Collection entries
--- start ---

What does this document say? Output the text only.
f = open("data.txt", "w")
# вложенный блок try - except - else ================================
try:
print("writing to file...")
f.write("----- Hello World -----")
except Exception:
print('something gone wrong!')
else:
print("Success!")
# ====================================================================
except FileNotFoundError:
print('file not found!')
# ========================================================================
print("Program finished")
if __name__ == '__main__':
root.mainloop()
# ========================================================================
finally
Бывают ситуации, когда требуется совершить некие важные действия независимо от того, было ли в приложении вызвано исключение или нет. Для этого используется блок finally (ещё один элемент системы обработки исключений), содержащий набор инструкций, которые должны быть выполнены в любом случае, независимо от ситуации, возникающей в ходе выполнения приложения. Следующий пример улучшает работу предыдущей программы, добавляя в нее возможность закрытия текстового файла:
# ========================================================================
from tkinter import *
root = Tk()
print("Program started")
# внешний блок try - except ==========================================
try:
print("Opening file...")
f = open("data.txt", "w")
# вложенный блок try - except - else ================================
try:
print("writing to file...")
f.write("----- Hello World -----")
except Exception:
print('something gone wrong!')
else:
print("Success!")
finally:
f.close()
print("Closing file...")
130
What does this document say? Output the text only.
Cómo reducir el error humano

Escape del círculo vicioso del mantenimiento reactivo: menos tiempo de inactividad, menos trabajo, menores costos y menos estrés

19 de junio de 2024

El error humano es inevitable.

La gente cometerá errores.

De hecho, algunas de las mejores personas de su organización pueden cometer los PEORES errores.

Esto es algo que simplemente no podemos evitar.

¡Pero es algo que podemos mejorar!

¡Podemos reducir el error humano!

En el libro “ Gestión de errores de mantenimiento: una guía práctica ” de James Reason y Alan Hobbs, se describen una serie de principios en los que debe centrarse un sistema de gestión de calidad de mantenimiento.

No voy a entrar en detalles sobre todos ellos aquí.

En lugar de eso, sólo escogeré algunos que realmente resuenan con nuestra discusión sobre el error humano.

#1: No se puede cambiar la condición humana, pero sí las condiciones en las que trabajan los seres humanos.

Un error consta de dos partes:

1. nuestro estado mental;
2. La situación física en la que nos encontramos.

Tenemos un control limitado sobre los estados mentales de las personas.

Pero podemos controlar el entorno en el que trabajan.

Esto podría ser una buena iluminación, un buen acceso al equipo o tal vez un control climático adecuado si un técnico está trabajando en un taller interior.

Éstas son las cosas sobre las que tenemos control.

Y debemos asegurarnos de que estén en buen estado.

--- end ---

Go through the listing above and pull out each line containing the word "Esto".

Esto es algo que simplemente no podemos evitar.
Esto podría ser una buena iluminación, un buen acceso al equipo o tal vez un control climático adecuado si un técnico está trabajando en un taller interior.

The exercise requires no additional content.